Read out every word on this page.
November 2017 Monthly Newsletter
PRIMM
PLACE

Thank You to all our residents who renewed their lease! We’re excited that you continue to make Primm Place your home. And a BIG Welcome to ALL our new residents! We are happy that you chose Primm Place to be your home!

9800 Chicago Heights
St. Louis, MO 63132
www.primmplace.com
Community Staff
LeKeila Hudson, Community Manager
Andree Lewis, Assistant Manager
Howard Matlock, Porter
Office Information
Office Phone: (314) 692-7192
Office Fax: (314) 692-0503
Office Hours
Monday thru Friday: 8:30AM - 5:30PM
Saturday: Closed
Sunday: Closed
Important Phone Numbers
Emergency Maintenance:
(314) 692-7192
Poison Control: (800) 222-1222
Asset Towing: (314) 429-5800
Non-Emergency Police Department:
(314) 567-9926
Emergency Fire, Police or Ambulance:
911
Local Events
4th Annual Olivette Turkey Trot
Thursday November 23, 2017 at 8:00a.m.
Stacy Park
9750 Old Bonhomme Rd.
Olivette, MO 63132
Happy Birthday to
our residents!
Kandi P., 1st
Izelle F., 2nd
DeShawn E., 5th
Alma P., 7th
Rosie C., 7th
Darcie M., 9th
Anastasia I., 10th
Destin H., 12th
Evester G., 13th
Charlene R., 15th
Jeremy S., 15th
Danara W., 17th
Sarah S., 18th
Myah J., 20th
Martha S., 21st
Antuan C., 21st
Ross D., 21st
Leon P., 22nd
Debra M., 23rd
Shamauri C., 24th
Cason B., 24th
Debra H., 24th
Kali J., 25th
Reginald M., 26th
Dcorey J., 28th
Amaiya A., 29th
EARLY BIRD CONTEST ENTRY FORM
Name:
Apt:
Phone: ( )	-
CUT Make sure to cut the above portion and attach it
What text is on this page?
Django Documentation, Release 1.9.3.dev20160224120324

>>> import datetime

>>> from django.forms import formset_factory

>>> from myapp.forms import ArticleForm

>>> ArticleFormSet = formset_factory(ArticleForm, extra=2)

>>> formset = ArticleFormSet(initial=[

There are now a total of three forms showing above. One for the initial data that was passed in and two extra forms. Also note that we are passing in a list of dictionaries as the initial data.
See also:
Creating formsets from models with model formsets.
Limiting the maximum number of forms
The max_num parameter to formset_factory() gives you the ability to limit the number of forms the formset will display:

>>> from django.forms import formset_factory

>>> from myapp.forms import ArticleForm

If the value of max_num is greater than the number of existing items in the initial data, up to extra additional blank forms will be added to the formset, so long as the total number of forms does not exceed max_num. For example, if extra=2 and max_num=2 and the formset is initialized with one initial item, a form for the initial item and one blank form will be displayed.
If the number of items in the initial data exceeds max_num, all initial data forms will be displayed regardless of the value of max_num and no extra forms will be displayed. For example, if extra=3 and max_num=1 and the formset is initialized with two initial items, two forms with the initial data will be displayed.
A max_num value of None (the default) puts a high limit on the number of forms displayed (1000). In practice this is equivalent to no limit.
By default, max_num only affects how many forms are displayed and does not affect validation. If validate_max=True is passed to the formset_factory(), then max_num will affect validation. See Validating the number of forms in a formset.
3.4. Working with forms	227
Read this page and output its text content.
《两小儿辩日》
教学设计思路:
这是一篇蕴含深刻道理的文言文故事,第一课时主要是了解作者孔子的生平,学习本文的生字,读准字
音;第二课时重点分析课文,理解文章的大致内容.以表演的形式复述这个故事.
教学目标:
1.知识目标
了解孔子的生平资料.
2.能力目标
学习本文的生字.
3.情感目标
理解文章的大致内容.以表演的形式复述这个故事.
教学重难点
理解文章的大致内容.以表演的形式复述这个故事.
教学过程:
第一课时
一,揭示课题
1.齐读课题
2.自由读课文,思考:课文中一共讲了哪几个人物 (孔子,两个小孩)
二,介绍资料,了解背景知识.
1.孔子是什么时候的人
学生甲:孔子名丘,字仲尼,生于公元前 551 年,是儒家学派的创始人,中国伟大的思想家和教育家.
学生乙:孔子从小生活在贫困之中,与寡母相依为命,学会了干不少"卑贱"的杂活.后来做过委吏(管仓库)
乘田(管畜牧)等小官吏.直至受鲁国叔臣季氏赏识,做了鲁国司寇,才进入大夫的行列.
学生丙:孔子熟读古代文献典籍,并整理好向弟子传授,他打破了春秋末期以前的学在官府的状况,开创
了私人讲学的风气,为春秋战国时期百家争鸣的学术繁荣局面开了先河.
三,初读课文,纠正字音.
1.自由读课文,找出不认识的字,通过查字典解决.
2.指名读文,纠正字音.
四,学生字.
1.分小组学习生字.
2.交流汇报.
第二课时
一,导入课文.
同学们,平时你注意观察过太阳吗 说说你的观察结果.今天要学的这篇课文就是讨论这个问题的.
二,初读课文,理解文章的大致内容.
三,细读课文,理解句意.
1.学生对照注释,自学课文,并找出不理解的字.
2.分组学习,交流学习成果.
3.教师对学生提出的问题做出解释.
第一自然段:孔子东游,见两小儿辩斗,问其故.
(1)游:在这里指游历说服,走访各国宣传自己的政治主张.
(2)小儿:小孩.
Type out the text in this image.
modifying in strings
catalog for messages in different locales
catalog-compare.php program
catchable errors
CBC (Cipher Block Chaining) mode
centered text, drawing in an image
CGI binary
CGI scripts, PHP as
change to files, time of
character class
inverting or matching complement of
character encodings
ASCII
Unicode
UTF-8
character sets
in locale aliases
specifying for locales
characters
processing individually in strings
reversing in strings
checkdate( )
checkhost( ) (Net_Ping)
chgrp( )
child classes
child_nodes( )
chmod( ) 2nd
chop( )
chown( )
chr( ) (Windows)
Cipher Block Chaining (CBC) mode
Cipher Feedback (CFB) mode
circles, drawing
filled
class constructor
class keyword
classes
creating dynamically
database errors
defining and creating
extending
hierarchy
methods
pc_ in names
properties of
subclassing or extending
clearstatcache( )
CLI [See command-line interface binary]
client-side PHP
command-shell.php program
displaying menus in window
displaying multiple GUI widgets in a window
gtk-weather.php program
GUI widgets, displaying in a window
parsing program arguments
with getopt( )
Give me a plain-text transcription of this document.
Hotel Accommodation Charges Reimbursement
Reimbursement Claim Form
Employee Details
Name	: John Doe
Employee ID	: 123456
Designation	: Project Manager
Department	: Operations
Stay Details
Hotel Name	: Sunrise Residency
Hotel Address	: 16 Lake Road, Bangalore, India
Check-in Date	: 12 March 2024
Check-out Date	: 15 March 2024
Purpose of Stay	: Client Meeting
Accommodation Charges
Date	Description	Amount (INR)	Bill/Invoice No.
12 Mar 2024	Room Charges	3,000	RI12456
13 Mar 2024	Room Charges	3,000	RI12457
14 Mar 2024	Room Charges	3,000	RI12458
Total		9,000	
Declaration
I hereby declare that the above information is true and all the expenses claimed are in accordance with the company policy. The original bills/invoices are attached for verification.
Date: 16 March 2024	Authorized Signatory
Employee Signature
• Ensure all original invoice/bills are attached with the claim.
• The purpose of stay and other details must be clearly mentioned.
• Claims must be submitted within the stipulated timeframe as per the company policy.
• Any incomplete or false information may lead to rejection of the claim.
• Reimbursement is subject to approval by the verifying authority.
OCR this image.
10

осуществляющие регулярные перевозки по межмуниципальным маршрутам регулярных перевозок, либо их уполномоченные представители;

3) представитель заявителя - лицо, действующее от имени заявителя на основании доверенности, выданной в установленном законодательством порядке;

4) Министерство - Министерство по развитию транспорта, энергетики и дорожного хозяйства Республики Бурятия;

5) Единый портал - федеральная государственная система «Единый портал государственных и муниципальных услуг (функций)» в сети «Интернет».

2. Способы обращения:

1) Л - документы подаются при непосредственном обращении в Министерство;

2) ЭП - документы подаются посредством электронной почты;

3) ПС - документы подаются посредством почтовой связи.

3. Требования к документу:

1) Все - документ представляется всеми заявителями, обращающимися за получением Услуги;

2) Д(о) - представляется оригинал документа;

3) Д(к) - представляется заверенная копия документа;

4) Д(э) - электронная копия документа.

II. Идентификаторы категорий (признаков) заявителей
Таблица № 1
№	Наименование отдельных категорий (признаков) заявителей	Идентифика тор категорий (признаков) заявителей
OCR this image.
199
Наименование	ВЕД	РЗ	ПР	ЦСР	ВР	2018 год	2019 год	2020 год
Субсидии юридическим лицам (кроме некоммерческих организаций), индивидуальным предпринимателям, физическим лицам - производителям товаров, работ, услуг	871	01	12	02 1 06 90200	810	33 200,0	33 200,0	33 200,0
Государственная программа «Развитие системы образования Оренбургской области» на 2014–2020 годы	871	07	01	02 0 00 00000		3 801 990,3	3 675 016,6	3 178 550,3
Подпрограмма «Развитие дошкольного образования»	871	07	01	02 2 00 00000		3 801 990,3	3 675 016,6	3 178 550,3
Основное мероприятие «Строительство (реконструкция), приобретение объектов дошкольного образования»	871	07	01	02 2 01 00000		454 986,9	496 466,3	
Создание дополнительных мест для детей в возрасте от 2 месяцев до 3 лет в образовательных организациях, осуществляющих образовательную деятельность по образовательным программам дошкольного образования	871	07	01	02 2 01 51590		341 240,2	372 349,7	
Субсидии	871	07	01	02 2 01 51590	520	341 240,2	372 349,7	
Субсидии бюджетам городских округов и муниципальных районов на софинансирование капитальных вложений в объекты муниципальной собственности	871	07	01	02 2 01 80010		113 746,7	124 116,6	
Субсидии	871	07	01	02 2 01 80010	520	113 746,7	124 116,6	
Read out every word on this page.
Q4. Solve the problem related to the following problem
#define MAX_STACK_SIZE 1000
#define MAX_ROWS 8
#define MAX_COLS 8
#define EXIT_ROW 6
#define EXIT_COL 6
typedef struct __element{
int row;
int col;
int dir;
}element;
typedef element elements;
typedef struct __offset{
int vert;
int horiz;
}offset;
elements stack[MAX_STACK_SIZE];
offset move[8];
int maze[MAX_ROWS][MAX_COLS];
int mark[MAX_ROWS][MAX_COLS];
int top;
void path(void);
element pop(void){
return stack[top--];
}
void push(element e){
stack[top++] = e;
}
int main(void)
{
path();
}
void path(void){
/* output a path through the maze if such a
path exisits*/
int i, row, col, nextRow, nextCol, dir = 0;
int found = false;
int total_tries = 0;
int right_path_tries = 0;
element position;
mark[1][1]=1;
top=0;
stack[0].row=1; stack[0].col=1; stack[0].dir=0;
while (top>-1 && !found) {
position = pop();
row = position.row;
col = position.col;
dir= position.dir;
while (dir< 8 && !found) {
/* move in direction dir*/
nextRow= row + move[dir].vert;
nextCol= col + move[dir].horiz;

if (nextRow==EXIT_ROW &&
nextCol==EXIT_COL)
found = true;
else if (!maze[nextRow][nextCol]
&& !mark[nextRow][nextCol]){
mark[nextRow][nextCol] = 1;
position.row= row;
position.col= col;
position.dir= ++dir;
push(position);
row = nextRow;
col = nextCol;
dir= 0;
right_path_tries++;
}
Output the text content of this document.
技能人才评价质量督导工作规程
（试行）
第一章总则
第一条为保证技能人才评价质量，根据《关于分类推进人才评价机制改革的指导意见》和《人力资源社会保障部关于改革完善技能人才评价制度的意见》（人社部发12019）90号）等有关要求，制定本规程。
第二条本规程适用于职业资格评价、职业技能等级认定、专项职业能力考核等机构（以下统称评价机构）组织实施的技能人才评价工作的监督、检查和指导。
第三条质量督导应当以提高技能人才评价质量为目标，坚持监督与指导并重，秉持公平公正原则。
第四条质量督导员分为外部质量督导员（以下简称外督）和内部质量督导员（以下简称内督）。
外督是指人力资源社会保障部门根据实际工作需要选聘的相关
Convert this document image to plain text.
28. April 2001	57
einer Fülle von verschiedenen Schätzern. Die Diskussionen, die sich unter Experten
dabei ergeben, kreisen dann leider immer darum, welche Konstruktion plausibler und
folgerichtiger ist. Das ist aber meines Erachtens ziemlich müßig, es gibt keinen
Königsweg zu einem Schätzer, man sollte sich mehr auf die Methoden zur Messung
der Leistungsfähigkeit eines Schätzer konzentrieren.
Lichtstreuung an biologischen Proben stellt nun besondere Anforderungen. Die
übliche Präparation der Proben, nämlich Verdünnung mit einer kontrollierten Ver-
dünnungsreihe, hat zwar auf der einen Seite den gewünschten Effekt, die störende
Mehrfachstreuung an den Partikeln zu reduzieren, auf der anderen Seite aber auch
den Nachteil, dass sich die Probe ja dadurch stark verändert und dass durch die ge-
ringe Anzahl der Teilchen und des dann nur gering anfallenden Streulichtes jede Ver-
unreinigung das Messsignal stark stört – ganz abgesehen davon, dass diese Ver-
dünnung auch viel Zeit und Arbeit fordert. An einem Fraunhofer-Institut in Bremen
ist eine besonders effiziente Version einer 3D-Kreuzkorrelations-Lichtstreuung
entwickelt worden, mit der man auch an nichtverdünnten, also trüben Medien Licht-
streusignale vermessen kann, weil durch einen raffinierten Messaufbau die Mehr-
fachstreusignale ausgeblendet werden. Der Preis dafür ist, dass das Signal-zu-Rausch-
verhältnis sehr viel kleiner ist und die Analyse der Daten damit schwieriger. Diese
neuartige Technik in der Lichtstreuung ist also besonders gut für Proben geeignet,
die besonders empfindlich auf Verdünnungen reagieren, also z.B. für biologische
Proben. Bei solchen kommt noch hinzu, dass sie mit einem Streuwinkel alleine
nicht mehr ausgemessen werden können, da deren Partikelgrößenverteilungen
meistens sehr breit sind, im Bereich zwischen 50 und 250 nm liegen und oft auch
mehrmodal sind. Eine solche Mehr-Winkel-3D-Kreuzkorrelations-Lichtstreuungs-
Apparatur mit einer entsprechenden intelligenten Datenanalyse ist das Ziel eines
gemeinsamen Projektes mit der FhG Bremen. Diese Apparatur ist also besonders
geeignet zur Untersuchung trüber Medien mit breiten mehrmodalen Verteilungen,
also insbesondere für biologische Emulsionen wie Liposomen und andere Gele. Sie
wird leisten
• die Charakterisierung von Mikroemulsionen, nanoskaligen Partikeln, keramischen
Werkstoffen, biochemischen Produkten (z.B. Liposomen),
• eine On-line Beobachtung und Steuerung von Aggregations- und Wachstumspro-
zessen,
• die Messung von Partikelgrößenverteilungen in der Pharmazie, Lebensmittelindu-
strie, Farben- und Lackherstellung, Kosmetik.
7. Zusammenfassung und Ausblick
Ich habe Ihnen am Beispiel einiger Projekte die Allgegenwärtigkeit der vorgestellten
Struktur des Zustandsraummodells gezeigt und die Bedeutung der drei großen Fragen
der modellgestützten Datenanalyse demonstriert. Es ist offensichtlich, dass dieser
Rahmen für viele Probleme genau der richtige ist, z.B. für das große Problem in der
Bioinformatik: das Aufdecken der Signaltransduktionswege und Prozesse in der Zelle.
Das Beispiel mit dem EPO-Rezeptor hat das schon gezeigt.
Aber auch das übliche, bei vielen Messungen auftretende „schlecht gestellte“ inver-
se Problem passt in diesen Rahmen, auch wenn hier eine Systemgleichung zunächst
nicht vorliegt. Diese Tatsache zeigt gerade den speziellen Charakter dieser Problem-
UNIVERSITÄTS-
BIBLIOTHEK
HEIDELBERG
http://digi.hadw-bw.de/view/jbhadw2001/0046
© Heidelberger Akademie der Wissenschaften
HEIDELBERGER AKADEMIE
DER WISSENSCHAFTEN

= = = = =

Read through the lines above and collect those that contain the string "einem".

- [Result for this exercise]
Königsweg zu einem Schätzer, man sollte sich mehr auf die Methoden zur Messung
dünnung auch viel Zeit und Arbeit fordert. An einem Fraunhofer-Institut in Bremen
Proben. Bei solchen kommt noch hinzu, dass sie mit einem Streuwinkel alleine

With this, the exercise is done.